SUPPLIED INFORMATION
<<<<

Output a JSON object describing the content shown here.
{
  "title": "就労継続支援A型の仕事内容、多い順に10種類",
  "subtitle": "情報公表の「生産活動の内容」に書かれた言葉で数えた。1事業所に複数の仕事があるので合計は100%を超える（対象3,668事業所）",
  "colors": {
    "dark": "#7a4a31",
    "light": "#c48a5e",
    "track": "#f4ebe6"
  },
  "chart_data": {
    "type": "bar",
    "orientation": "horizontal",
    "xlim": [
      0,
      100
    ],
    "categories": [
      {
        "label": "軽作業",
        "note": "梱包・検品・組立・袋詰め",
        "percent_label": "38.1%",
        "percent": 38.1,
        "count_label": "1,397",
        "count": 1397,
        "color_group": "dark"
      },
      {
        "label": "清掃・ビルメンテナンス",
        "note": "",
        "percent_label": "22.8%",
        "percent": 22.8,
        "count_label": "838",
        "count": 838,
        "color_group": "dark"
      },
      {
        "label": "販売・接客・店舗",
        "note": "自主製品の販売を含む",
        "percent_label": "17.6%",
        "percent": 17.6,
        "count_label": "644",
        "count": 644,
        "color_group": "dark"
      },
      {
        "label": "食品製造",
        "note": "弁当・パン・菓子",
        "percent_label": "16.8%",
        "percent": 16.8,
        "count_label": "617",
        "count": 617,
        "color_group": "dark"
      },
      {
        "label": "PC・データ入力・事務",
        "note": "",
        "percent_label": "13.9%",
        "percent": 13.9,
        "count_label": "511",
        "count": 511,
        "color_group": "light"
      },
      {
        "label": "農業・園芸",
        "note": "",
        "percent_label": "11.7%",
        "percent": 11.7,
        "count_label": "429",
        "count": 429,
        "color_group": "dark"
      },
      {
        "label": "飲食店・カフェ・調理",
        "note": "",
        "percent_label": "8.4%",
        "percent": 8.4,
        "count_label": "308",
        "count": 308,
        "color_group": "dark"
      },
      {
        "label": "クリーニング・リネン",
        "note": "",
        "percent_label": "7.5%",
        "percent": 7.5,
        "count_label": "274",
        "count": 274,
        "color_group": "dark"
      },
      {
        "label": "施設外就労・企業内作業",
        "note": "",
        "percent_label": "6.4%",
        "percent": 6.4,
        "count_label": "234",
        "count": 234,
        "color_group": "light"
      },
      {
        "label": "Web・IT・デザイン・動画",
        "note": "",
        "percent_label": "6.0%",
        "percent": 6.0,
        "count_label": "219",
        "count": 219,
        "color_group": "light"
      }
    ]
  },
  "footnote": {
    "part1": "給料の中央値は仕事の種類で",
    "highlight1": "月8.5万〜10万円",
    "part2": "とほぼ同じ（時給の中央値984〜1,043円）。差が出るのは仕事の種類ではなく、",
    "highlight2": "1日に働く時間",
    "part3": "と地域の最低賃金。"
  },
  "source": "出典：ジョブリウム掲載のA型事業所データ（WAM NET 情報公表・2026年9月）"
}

>>>>

WHAT TO PRODUCE
Return the entries above exactly, each one complete.

RESULT OF THIS EXERCISE
Output a JSON object describing the content shown here.
{
  "title": "就労継続支援A型の仕事内容、多い順に10種類",
  "subtitle": "情報公表の「生産活動の内容」に書かれた言葉で数えた。1事業所に複数の仕事があるので合計は100%を超える（対象3,668事業所）",
  "colors": {
    "dark": "#7a4a31",
    "light": "#c48a5e",
    "track": "#f4ebe6"
  },
  "chart_data": {
    "type": "bar",
    "orientation": "horizontal",
    "xlim": [
      0,
      100
    ],
    "categories": [
      {
        "label": "軽作業",
        "note": "梱包・検品・組立・袋詰め",
        "percent_label": "38.1%",
        "percent": 38.1,
        "count_label": "1,397",
        "count": 1397,
        "color_group": "dark"
      },
      {
        "label": "清掃・ビルメンテナンス",
        "note": "",
        "percent_label": "22.8%",
        "percent": 22.8,
        "count_label": "838",
        "count": 838,
        "color_group": "dark"
      },
      {
        "label": "販売・接客・店舗",
        "note": "自主製品の販売を含む",
        "percent_label": "17.6%",
        "percent": 17.6,
        "count_label": "644",
        "count": 644,
        "color_group": "dark"
      },
      {
        "label": "食品製造",
        "note": "弁当・パン・菓子",
        "percent_label": "16.8%",
        "percent": 16.8,
        "count_label": "617",
        "count": 617,
        "color_group": "dark"
      },
      {
        "label": "PC・データ入力・事務",
        "note": "",
        "percent_label": "13.9%",
        "percent": 13.9,
        "count_label": "511",
        "count": 511,
        "color_group": "light"
      },
      {
        "label": "農業・園芸",
        "note": "",
        "percent_label": "11.7%",
        "percent": 11.7,
        "count_label": "429",
        "count": 429,
        "color_group": "dark"
      },
      {
        "label": "飲食店・カフェ・調理",
        "note": "",
        "percent_label": "8.4%",
        "percent": 8.4,
        "count_label": "308",
        "count": 308,
        "color_group": "dark"
      },
      {
        "label": "クリーニング・リネン",
        "note": "",
        "percent_label": "7.5%",
        "percent": 7.5,
        "count_label": "274",
        "count": 274,
        "color_group": "dark"
      },
      {
        "label": "施設外就労・企業内作業",
        "note": "",
        "percent_label": "6.4%",
        "percent": 6.4,
        "count_label": "234",
        "count": 234,
        "color_group": "light"
      },
      {
        "label": "Web・IT・デザイン・動画",
        "note": "",
        "percent_label": "6.0%",
        "percent": 6.0,
        "count_label": "219",
        "count": 219,
        "color_group": "light"
      }
    ]
  },
  "footnote": {
    "part1": "給料の中央値は仕事の種類で",
    "highlight1": "月8.5万〜10万円",
    "part2": "とほぼ同じ（時給の中央値984〜1,043円）。差が出るのは仕事の種類ではなく、",
    "highlight2": "1日に働く時間",
    "part3": "と地域の最低賃金。"
  },
  "source": "出典：ジョブリウム掲載のA型事業所データ（WAM NET 情報公表・2026年9月）"
}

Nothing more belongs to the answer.